## Goal of the exercise
Your task is to repeat the records exactly from the line containing "What text is on this page?" onward, through the final line.

--------------------------------------------------

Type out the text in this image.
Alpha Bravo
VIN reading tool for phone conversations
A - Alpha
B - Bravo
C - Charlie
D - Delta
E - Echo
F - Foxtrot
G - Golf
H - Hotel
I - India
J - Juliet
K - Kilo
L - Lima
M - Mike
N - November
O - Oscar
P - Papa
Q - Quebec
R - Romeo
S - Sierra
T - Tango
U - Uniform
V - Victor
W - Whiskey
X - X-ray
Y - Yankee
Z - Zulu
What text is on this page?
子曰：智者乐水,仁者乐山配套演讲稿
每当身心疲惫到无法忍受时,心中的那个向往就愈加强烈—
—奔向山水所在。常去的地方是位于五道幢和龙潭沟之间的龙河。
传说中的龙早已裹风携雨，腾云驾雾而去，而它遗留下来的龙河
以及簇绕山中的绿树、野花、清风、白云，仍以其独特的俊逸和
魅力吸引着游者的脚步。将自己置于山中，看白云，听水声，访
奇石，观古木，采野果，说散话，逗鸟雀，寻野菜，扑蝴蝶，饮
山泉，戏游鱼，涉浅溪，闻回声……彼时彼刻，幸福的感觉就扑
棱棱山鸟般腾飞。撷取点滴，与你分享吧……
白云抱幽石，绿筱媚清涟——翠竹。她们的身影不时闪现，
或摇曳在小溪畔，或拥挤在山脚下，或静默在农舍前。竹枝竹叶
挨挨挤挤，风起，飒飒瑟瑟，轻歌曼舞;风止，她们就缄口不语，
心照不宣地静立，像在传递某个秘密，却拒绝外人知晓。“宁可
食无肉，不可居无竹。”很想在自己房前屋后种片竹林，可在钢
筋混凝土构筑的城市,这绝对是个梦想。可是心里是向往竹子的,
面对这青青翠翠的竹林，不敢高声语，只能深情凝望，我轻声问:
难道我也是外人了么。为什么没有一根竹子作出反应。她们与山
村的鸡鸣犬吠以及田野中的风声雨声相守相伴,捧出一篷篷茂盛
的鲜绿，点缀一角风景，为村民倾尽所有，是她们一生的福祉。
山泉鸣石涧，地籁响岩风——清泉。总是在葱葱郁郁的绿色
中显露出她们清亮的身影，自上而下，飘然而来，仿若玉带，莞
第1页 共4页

--------------------------------------------------

## Worked solution
What text is on this page?
子曰：智者乐水,仁者乐山配套演讲稿
每当身心疲惫到无法忍受时,心中的那个向往就愈加强烈—
—奔向山水所在。常去的地方是位于五道幢和龙潭沟之间的龙河。
传说中的龙早已裹风携雨，腾云驾雾而去，而它遗留下来的龙河
以及簇绕山中的绿树、野花、清风、白云，仍以其独特的俊逸和
魅力吸引着游者的脚步。将自己置于山中，看白云，听水声，访
奇石，观古木，采野果，说散话，逗鸟雀，寻野菜，扑蝴蝶，饮
山泉，戏游鱼，涉浅溪，闻回声……彼时彼刻，幸福的感觉就扑
棱棱山鸟般腾飞。撷取点滴，与你分享吧……
白云抱幽石，绿筱媚清涟——翠竹。她们的身影不时闪现，
或摇曳在小溪畔，或拥挤在山脚下，或静默在农舍前。竹枝竹叶
挨挨挤挤，风起，飒飒瑟瑟，轻歌曼舞;风止，她们就缄口不语，
心照不宣地静立，像在传递某个秘密，却拒绝外人知晓。“宁可
食无肉，不可居无竹。”很想在自己房前屋后种片竹林，可在钢
筋混凝土构筑的城市,这绝对是个梦想。可是心里是向往竹子的,
面对这青青翠翠的竹林，不敢高声语，只能深情凝望，我轻声问:
难道我也是外人了么。为什么没有一根竹子作出反应。她们与山
村的鸡鸣犬吠以及田野中的风声雨声相守相伴,捧出一篷篷茂盛
的鲜绿，点缀一角风景，为村民倾尽所有，是她们一生的福祉。
山泉鸣石涧，地籁响岩风——清泉。总是在葱葱郁郁的绿色
中显露出她们清亮的身影，自上而下，飘然而来，仿若玉带，莞
第1页 共4页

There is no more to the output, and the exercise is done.